• _Brief_
Identify every line in the records below that contains the word "पतयन", and copy each of those lines.

(Data items)
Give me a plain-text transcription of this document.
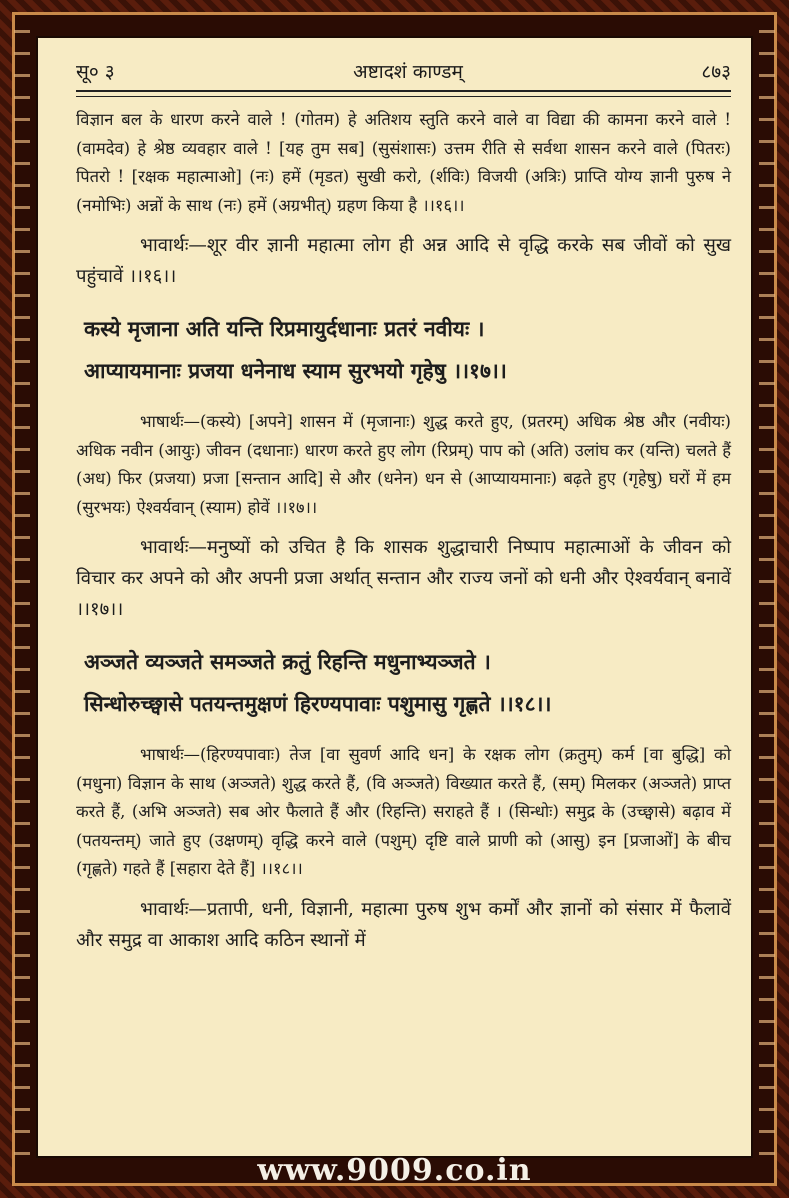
सू० ३	अष्टादशं काण्डम्	८७३

विज्ञान बल के धारण करने वाले ! (गोतम) हे अतिशय स्तुति करने वाले वा विद्या की कामना करने वाले ! (वामदेव) हे श्रेष्ठ व्यवहार वाले ! [यह तुम सब] (सुसंशासः) उत्तम रीति से सर्वथा शासन करने वाले (पितरः) पितरो ! [रक्षक महात्माओ] (नः) हमें (मृडत) सुखी करो, (र्शविः) विजयी (अत्रिः) प्राप्ति योग्य ज्ञानी पुरुष ने (नमोभिः) अन्नों के साथ (नः) हमें (अग्रभीत्) ग्रहण किया है ।।१६।।

भावार्थः—शूर वीर ज्ञानी महात्मा लोग ही अन्न आदि से वृद्धि करके सब जीवों को सुख पहुंचावें ।।१६।।

कस्ये मृजाना अति यन्ति रिप्रमायुर्दधानाः प्रतरं नवीयः ।
आप्यायमानाः प्रजया धनेनाध स्याम सुरभयो गृहेषु ।।१७।।

भाषार्थः—(कस्ये) [अपने] शासन में (मृजानाः) शुद्ध करते हुए, (प्रतरम्) अधिक श्रेष्ठ और (नवीयः) अधिक नवीन (आयुः) जीवन (दधानाः) धारण करते हुए लोग (रिप्रम्) पाप को (अति) उलांघ कर (यन्ति) चलते हैं (अध) फिर (प्रजया) प्रजा [सन्तान आदि] से और (धनेन) धन से (आप्यायमानाः) बढ़ते हुए (गृहेषु) घरों में हम (सुरभयः) ऐश्वर्यवान् (स्याम) होवें ।।१७।।

भावार्थः—मनुष्यों को उचित है कि शासक शुद्धाचारी निष्पाप महात्माओं के जीवन को विचार कर अपने को और अपनी प्रजा अर्थात् सन्तान और राज्य जनों को धनी और ऐश्वर्यवान् बनावें ।।१७।।

अञ्जते व्यञ्जते समञ्जते क्रतुं रिहन्ति मधुनाभ्यञ्जते ।
सिन्धोरुच्छ्वासे पतयन्तमुक्षणं हिरण्यपावाः पशुमासु गृह्णते ।।१८।।

भाषार्थः—(हिरण्यपावाः) तेज [वा सुवर्ण आदि धन] के रक्षक लोग (क्रतुम्) कर्म [वा बुद्धि] को (मधुना) विज्ञान के साथ (अञ्जते) शुद्ध करते हैं, (वि अञ्जते) विख्यात करते हैं, (सम्) मिलकर (अञ्जते) प्राप्त करते हैं, (अभि अञ्जते) सब ओर फैलाते हैं और (रिहन्ति) सराहते हैं । (सिन्धोः) समुद्र के (उच्छ्वासे) बढ़ाव में (पतयन्तम्) जाते हुए (उक्षणम्) वृद्धि करने वाले (पशुम्) दृष्टि वाले प्राणी को (आसु) इन [प्रजाओं] के बीच (गृह्णते) गहते हैं [सहारा देते हैं] ।।१८।।

भावार्थः—प्रतापी, धनी, विज्ञानी, महात्मा पुरुष शुभ कर्मों और ज्ञानों को संसार में फैलावें और समुद्र वा आकाश आदि कठिन स्थानों में

www.9009.co.in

• _Response to this exercise_
सिन्धोरुच्छ्वासे पतयन्तमुक्षणं हिरण्यपावाः पशुमासु गृह्णते ।।१८।।
भाषार्थः—(हिरण्यपावाः) तेज [वा सुवर्ण आदि धन] के रक्षक लोग (क्रतुम्) कर्म [वा बुद्धि] को (मधुना) विज्ञान के साथ (अञ्जते) शुद्ध करते हैं, (वि अञ्जते) विख्यात करते हैं, (सम्) मिलकर (अञ्जते) प्राप्त करते हैं, (अभि अञ्जते) सब ओर फैलाते हैं और (रिहन्ति) सराहते हैं । (सिन्धोः) समुद्र के (उच्छ्वासे) बढ़ाव में (पतयन्तम्) जाते हुए (उक्षणम्) वृद्धि करने वाले (पशुम्) दृष्टि वाले प्राणी को (आसु) इन [प्रजाओं] के बीच (गृह्णते) गहते हैं [सहारा देते हैं] ।।१८।।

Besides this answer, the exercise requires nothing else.